Data records:
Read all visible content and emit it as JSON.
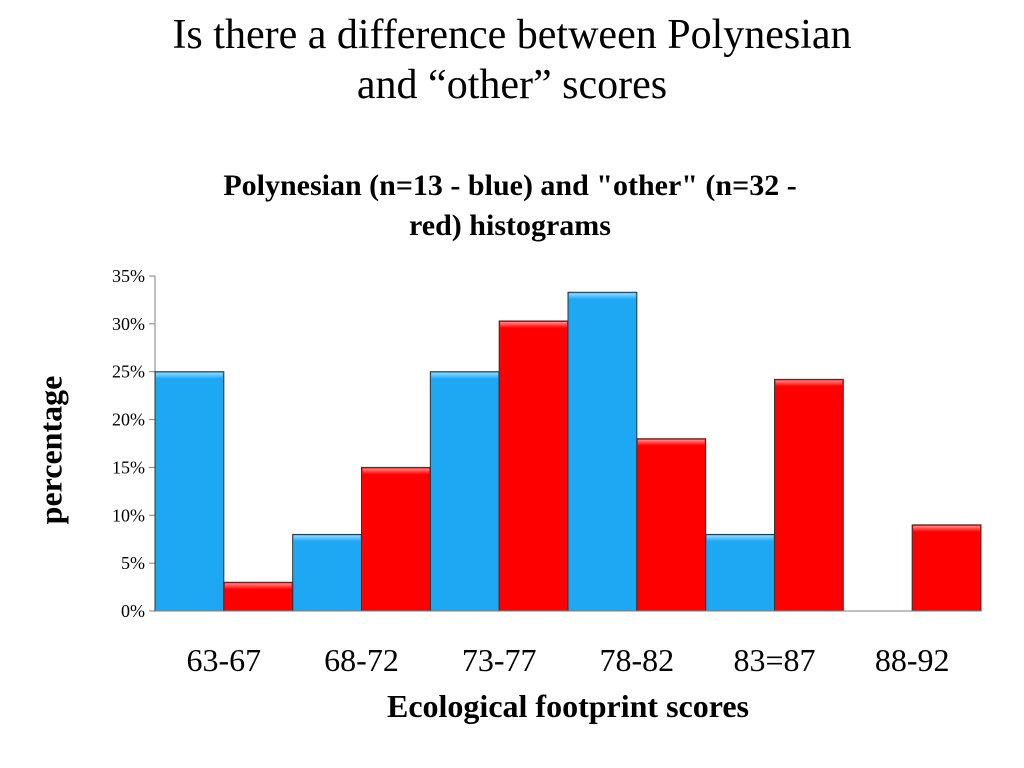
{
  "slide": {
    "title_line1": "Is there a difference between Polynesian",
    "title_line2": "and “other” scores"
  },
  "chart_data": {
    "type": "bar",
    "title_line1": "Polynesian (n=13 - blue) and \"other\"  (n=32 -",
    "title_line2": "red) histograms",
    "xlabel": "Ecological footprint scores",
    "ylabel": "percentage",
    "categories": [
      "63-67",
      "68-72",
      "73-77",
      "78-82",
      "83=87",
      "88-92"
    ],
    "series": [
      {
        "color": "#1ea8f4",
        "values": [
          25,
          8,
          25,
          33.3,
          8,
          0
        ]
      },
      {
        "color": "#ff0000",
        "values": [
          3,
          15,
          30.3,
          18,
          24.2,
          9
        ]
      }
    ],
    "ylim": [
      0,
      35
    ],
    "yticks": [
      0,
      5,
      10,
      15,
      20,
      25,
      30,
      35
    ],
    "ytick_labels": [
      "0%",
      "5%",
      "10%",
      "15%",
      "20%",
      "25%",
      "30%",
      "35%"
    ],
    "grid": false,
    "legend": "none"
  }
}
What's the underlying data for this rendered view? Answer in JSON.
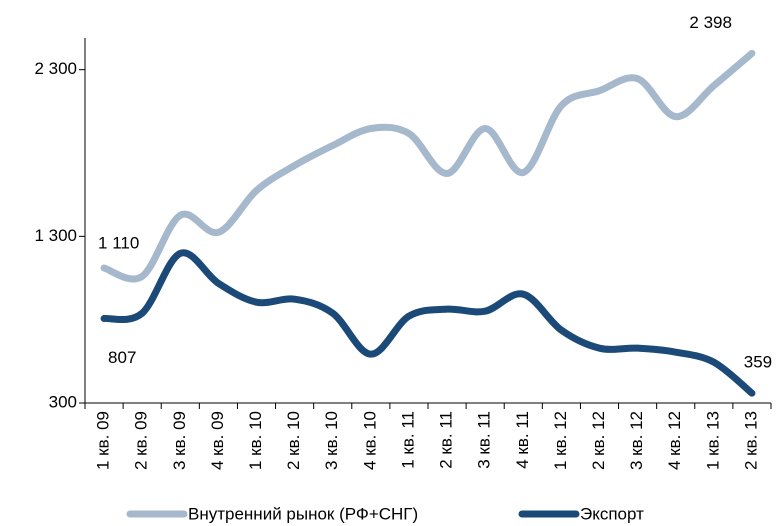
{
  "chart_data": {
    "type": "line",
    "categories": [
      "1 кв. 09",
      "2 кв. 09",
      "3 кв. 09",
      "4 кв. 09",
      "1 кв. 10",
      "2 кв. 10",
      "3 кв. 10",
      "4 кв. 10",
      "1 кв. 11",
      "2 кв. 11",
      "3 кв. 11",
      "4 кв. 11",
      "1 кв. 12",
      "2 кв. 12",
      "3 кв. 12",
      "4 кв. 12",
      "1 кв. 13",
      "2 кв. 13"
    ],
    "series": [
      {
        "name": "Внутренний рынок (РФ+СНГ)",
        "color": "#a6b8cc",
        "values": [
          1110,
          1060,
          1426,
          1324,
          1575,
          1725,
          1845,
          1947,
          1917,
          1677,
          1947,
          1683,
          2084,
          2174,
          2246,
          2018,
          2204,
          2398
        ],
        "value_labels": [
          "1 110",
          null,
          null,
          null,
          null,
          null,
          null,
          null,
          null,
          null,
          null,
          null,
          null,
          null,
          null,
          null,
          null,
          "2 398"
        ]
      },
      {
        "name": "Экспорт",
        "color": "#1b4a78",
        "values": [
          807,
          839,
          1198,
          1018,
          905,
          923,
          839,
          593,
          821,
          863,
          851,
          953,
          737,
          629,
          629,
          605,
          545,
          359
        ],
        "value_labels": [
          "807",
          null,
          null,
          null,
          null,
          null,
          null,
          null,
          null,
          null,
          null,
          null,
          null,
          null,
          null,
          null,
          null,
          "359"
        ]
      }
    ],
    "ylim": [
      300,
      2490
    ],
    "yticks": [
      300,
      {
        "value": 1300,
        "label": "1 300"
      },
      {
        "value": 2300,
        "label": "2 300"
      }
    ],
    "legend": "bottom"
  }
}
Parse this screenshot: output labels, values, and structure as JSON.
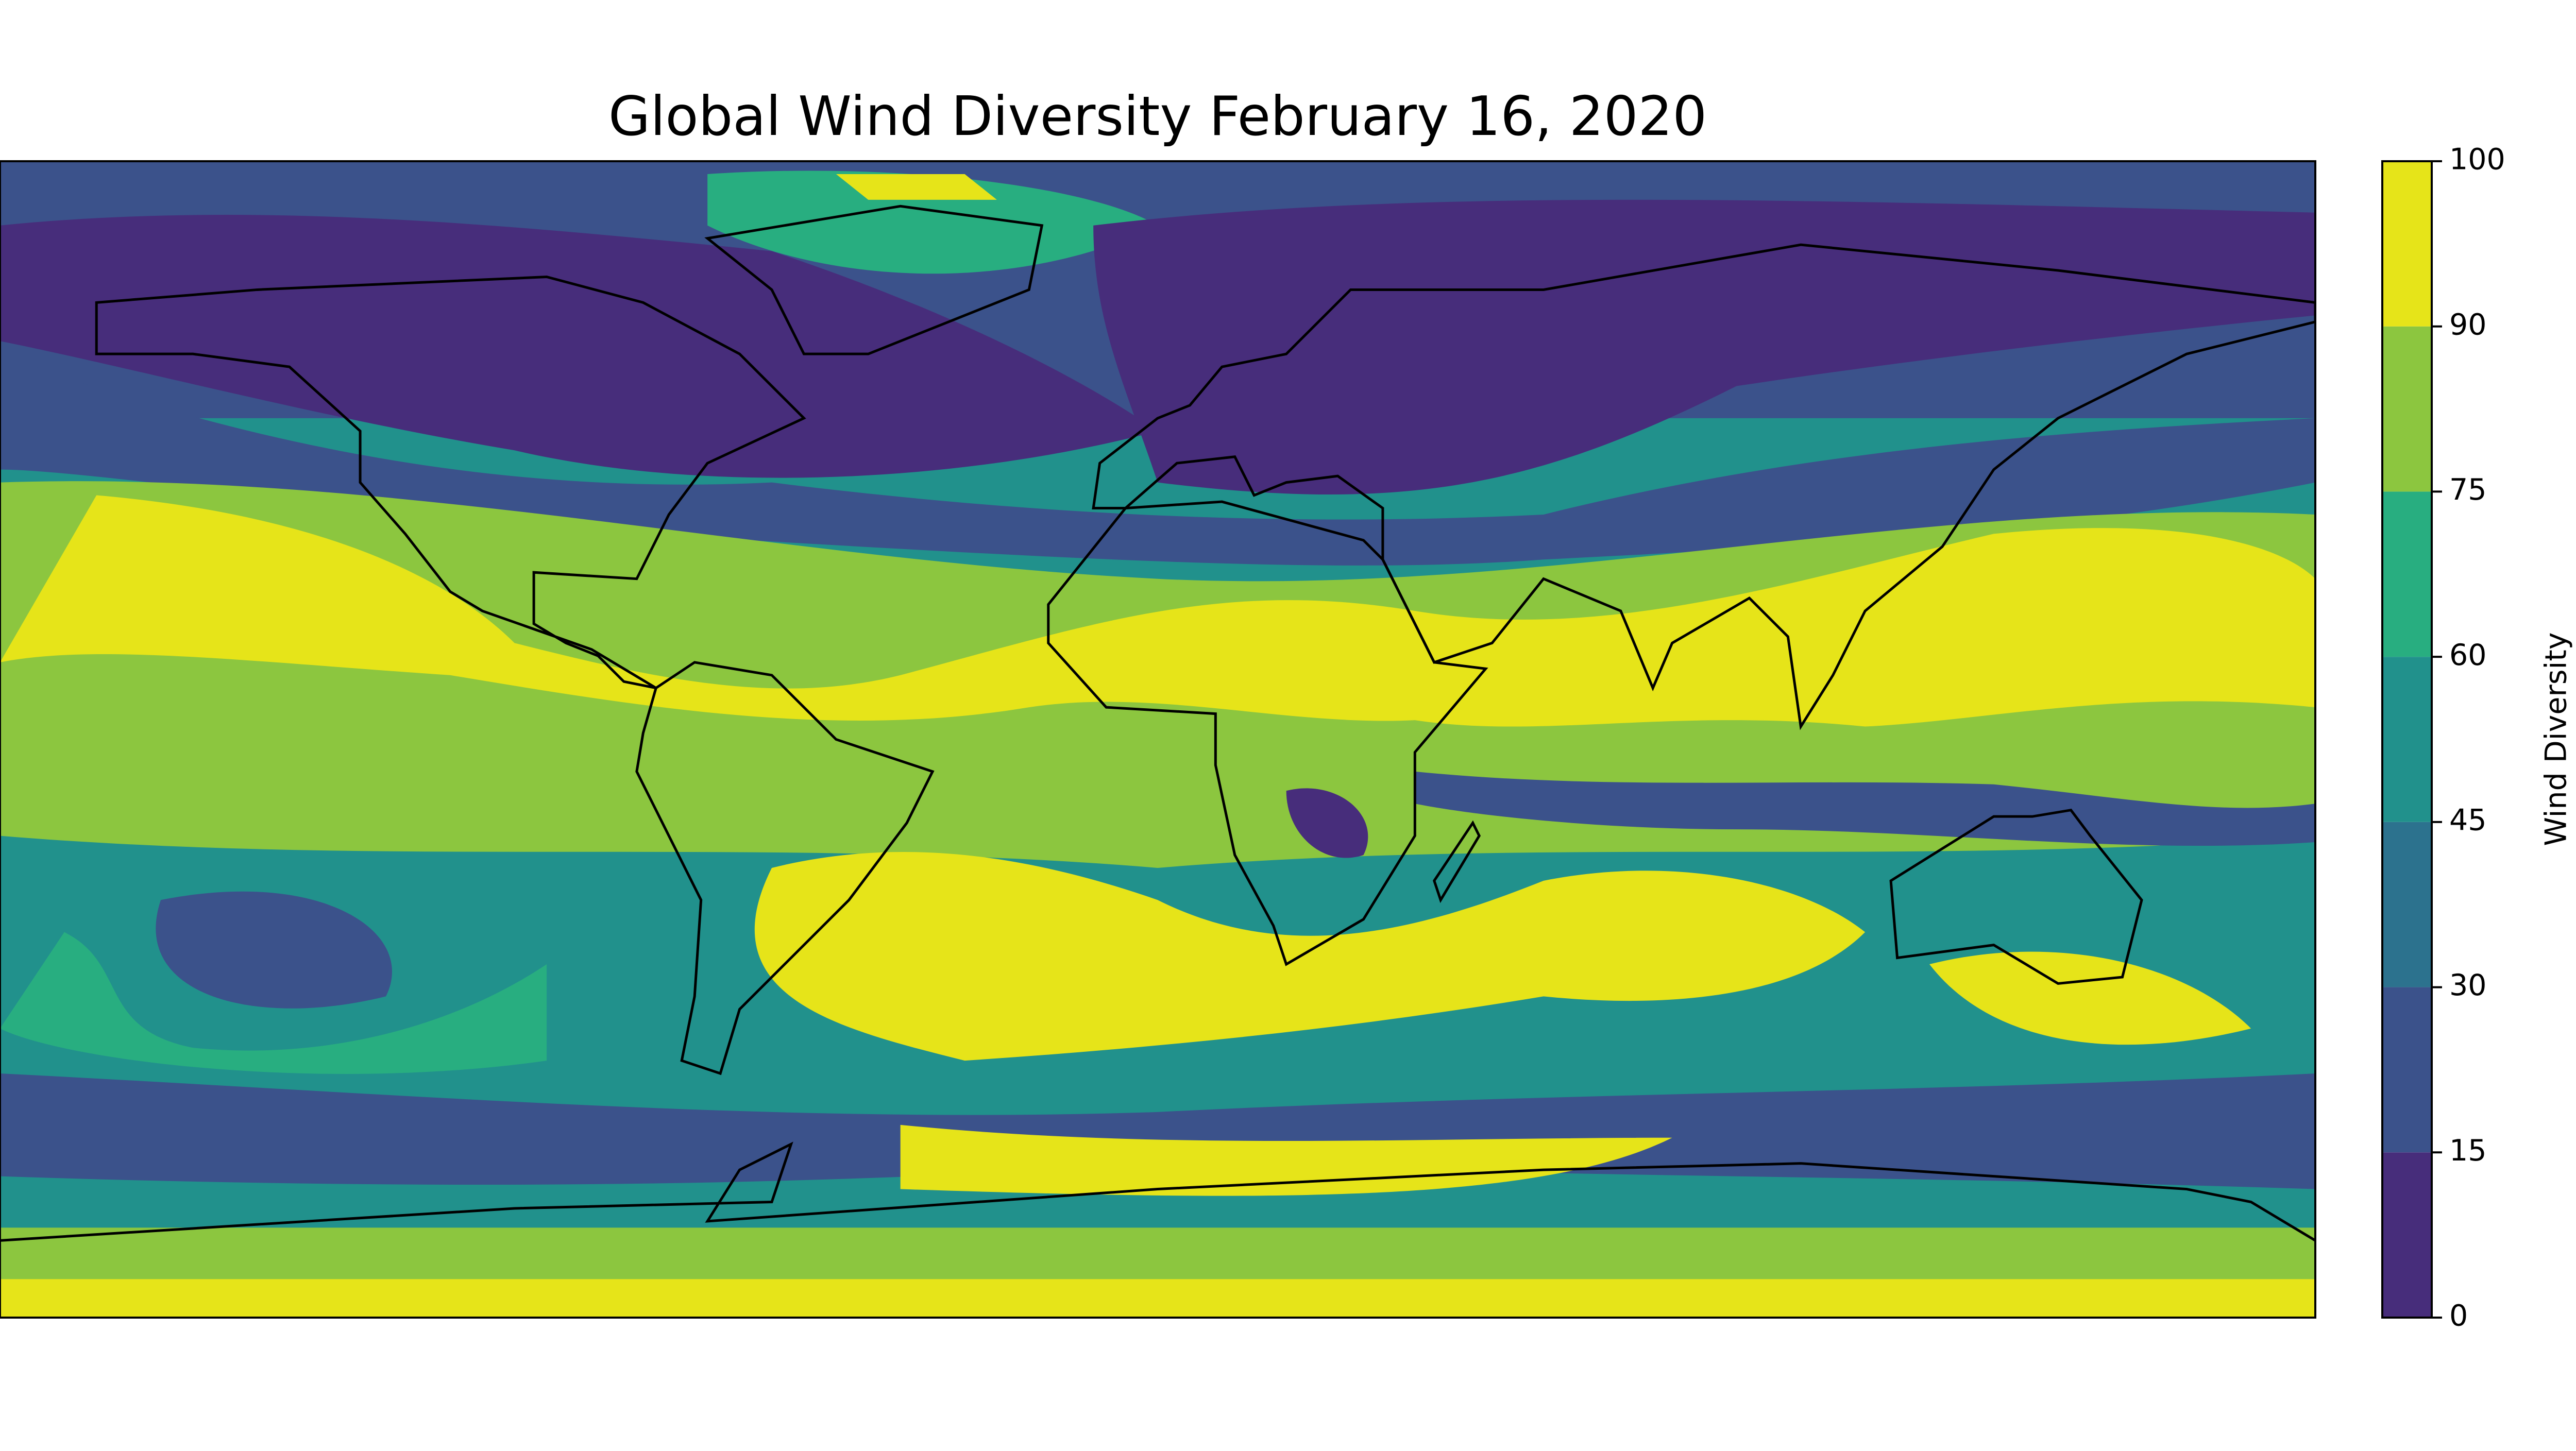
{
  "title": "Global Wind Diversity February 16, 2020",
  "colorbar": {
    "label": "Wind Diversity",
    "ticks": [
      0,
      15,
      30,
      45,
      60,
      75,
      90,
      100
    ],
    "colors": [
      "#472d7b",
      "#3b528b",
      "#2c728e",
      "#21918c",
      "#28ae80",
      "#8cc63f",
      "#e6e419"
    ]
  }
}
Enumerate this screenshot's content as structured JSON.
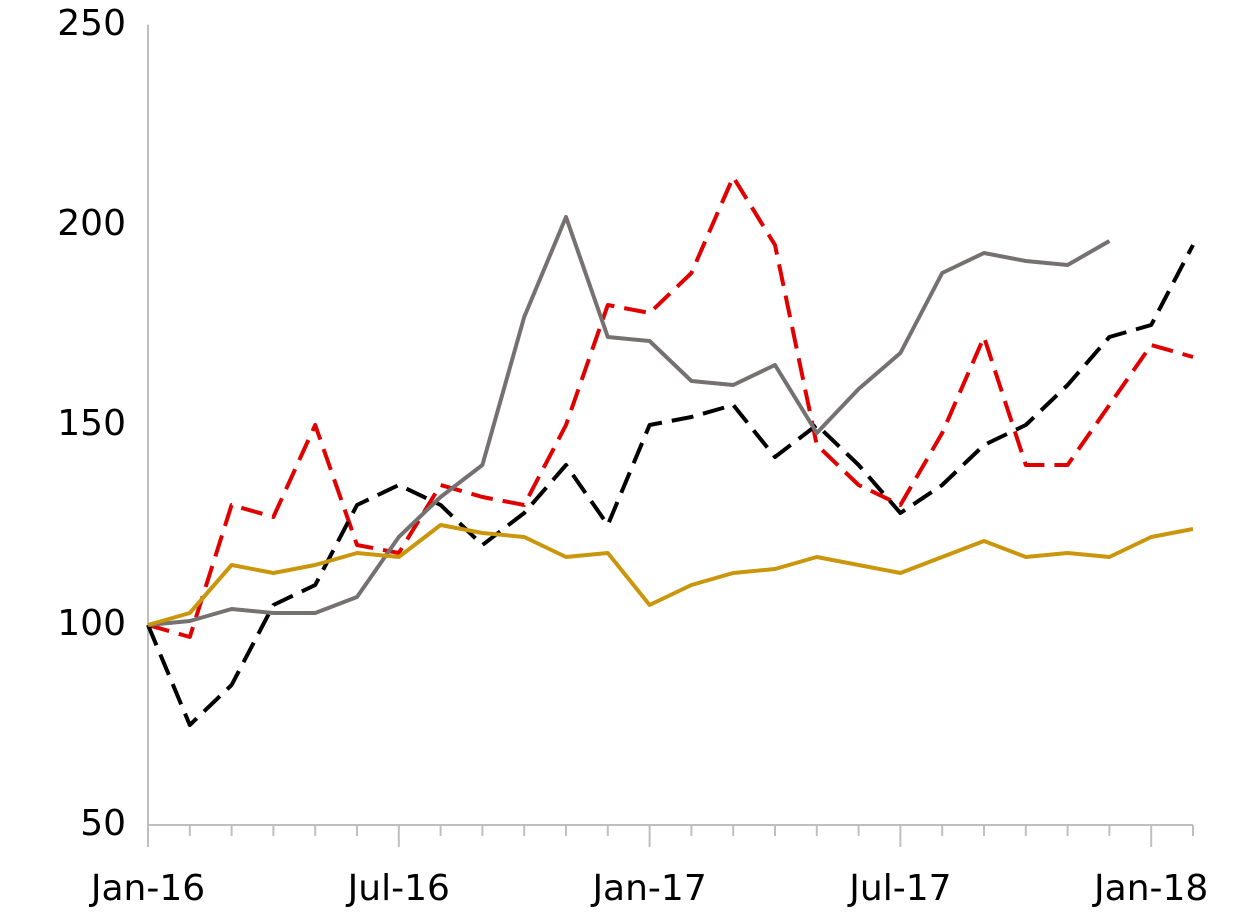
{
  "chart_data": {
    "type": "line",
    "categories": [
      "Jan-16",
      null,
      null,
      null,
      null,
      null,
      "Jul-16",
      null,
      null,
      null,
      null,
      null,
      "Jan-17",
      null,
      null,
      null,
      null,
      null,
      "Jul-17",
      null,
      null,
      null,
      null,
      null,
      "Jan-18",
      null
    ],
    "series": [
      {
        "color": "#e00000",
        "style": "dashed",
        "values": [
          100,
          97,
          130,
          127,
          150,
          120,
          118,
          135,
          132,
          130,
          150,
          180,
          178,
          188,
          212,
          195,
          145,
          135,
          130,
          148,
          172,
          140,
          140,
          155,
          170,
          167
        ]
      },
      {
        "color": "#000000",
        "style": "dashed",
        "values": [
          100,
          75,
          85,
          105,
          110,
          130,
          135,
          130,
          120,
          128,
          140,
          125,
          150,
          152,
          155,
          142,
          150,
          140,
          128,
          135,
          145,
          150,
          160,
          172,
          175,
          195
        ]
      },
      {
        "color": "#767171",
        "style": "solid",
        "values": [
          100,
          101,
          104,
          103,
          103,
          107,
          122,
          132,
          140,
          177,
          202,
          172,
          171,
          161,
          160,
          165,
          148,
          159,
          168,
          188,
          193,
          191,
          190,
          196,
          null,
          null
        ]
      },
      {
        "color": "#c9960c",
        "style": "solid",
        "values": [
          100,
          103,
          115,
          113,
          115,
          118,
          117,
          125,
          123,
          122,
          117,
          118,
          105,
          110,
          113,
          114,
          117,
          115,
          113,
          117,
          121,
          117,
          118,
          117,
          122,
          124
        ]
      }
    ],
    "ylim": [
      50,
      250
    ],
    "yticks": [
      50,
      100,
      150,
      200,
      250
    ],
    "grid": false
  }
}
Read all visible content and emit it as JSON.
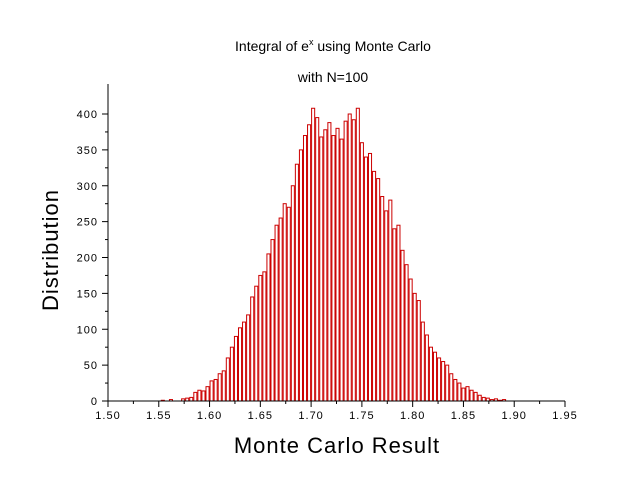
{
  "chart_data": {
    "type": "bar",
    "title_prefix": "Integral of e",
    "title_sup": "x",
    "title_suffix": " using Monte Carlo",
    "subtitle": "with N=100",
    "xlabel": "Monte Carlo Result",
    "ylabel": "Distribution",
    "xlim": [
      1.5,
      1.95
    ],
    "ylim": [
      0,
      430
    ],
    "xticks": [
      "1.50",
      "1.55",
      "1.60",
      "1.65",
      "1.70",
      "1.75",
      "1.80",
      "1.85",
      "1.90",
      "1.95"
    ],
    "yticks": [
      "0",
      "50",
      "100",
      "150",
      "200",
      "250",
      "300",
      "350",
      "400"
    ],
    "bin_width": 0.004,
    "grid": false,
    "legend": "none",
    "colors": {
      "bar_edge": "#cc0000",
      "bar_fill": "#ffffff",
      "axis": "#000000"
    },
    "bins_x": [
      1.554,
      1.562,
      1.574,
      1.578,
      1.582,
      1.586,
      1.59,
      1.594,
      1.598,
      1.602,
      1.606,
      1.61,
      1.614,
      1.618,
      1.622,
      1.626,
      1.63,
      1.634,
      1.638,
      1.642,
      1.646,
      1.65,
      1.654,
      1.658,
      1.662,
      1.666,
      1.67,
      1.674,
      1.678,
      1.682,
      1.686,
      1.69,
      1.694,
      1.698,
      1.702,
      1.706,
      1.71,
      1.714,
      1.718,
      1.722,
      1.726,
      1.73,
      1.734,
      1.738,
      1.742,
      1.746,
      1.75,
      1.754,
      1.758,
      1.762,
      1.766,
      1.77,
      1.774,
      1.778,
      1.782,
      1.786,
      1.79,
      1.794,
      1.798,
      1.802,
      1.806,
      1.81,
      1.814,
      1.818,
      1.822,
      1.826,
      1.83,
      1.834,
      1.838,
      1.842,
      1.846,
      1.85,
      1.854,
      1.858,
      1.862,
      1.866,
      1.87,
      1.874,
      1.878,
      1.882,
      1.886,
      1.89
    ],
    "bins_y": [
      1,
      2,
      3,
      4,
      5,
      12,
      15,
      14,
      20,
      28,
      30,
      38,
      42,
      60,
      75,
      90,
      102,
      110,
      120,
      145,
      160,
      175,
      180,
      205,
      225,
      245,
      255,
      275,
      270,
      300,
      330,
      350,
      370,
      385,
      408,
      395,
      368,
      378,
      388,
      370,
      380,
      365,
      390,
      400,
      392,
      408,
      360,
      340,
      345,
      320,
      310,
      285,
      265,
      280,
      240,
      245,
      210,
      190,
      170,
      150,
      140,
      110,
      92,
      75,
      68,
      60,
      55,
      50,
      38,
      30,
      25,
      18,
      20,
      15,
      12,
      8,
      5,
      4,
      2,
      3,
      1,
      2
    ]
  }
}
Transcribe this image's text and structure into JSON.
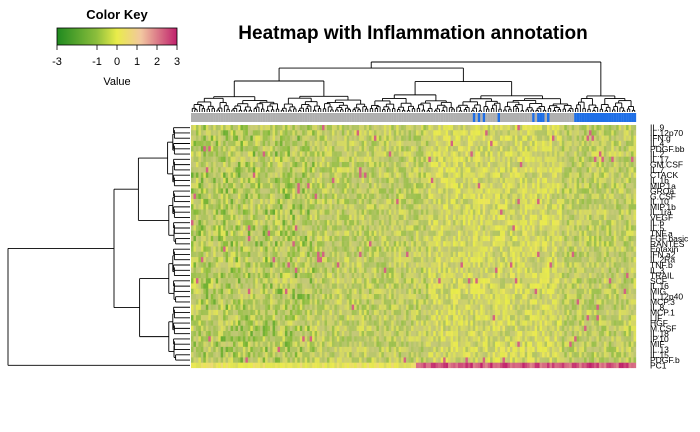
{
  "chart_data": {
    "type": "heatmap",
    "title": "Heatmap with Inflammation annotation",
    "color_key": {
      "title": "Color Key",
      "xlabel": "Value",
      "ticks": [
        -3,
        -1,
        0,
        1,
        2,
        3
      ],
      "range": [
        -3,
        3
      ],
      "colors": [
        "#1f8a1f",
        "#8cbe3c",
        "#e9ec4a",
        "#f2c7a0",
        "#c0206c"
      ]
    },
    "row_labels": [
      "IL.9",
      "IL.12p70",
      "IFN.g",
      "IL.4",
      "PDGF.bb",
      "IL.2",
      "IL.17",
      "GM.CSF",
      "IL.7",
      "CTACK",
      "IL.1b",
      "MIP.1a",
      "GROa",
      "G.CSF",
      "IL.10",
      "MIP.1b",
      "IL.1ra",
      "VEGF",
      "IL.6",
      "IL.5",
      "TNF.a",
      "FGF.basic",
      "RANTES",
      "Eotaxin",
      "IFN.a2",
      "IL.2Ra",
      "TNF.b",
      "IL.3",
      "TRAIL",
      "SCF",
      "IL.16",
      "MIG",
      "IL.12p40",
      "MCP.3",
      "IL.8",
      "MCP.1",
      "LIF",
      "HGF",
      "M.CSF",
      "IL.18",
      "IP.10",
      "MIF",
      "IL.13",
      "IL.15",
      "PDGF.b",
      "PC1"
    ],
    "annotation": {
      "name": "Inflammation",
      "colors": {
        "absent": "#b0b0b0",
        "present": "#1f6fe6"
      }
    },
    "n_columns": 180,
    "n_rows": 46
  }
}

Written task: Show the lines of the material that contain the word "Inflammation".

Expected output:
    "title": "Heatmap with Inflammation annotation",
      "name": "Inflammation",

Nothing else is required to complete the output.